- Region boundary data
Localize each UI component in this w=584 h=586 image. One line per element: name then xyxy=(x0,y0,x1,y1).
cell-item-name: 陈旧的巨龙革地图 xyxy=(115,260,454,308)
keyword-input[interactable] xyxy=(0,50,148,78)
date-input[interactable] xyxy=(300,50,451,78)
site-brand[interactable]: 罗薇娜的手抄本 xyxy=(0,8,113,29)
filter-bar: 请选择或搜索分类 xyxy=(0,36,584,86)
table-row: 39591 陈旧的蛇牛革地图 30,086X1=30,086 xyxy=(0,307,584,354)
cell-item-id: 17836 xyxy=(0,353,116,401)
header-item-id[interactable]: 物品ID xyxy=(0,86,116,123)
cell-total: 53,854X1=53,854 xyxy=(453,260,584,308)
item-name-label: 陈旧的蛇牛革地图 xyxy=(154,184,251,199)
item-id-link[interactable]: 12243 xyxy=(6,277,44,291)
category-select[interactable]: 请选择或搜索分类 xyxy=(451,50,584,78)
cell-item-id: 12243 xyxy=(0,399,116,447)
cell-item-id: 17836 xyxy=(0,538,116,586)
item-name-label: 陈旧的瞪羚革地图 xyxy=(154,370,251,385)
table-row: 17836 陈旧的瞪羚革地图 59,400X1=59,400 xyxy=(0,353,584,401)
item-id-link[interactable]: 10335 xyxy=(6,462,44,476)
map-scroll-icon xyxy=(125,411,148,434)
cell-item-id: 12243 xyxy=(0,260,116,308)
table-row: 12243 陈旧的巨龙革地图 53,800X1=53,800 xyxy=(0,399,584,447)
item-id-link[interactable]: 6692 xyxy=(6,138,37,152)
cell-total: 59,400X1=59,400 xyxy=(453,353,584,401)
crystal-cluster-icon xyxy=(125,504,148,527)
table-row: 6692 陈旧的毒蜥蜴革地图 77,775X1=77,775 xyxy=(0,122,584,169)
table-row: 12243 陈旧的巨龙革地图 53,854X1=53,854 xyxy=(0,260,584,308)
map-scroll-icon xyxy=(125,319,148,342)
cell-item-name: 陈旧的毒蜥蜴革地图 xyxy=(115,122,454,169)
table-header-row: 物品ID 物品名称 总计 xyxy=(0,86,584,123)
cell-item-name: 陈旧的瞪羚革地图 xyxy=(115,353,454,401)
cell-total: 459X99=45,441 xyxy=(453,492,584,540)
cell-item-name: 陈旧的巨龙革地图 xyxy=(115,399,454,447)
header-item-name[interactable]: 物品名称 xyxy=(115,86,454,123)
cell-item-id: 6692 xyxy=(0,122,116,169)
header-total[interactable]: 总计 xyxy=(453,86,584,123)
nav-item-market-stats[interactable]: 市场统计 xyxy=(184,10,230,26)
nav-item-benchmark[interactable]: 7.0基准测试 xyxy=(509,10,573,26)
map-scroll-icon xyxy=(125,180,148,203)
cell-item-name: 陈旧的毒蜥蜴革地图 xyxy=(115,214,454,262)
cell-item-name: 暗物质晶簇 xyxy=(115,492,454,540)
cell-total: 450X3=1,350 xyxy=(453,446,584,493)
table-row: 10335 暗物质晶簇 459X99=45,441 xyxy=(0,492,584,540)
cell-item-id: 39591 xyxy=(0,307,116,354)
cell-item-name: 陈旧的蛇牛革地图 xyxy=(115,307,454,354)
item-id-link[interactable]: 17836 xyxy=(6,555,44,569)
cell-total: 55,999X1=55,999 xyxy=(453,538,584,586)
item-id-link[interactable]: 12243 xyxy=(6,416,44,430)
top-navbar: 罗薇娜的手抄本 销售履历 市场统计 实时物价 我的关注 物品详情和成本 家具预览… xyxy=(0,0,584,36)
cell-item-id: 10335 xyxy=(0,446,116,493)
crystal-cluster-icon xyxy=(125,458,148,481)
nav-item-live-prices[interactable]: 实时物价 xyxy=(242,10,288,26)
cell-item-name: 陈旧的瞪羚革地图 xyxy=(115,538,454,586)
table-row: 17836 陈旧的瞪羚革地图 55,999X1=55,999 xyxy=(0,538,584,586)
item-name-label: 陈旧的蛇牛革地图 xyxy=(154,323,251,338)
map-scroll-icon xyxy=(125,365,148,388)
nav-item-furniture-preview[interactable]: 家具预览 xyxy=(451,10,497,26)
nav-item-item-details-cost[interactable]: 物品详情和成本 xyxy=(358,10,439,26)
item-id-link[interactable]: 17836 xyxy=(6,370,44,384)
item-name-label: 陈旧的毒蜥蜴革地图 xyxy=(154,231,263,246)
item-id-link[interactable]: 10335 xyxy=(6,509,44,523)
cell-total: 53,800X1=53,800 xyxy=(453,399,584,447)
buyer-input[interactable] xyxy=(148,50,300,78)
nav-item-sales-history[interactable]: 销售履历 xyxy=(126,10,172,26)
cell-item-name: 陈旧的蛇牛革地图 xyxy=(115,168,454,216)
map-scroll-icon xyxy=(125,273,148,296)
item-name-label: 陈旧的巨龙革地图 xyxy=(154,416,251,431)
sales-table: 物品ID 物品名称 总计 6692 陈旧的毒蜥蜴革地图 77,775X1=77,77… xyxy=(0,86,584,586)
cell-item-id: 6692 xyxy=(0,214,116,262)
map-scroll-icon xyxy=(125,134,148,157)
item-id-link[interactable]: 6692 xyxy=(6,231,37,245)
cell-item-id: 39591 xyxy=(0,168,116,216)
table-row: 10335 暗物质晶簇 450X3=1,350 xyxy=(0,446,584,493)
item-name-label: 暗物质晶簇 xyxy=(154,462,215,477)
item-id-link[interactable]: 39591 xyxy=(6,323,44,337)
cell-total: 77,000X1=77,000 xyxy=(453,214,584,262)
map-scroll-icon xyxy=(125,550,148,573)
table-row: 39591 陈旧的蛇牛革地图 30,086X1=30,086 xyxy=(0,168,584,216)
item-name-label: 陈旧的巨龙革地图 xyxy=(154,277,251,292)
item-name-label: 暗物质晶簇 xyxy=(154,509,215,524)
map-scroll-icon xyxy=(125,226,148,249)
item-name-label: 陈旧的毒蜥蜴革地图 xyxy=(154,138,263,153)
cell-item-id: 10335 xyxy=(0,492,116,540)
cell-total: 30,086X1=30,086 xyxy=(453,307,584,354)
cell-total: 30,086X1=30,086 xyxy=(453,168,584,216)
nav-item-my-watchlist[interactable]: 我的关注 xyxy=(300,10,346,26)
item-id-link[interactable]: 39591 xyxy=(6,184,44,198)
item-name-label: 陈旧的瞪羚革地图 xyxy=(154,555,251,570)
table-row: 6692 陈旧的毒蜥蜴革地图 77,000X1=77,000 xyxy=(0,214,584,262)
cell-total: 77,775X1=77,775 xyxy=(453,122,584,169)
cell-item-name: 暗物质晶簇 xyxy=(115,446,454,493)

- TASK PROMPT
Copy the lines above, from the first one through the line containing "crystal-cluster-icon xyxy=(125,504,148,527)", with both ends included.

- SOLUTION TO THIS TASK
Localize each UI component in this w=584 h=586 image. One line per element: name then xyxy=(x0,y0,x1,y1).
cell-item-name: 陈旧的巨龙革地图 xyxy=(115,260,454,308)
keyword-input[interactable] xyxy=(0,50,148,78)
date-input[interactable] xyxy=(300,50,451,78)
site-brand[interactable]: 罗薇娜的手抄本 xyxy=(0,8,113,29)
filter-bar: 请选择或搜索分类 xyxy=(0,36,584,86)
table-row: 39591 陈旧的蛇牛革地图 30,086X1=30,086 xyxy=(0,307,584,354)
cell-item-id: 17836 xyxy=(0,353,116,401)
header-item-id[interactable]: 物品ID xyxy=(0,86,116,123)
cell-total: 53,854X1=53,854 xyxy=(453,260,584,308)
item-name-label: 陈旧的蛇牛革地图 xyxy=(154,184,251,199)
item-id-link[interactable]: 12243 xyxy=(6,277,44,291)
category-select[interactable]: 请选择或搜索分类 xyxy=(451,50,584,78)
cell-item-id: 12243 xyxy=(0,399,116,447)
cell-item-id: 17836 xyxy=(0,538,116,586)
item-name-label: 陈旧的瞪羚革地图 xyxy=(154,370,251,385)
table-row: 17836 陈旧的瞪羚革地图 59,400X1=59,400 xyxy=(0,353,584,401)
item-id-link[interactable]: 10335 xyxy=(6,462,44,476)
map-scroll-icon xyxy=(125,411,148,434)
cell-item-id: 12243 xyxy=(0,260,116,308)
table-row: 12243 陈旧的巨龙革地图 53,800X1=53,800 xyxy=(0,399,584,447)
item-id-link[interactable]: 6692 xyxy=(6,138,37,152)
cell-total: 59,400X1=59,400 xyxy=(453,353,584,401)
crystal-cluster-icon xyxy=(125,504,148,527)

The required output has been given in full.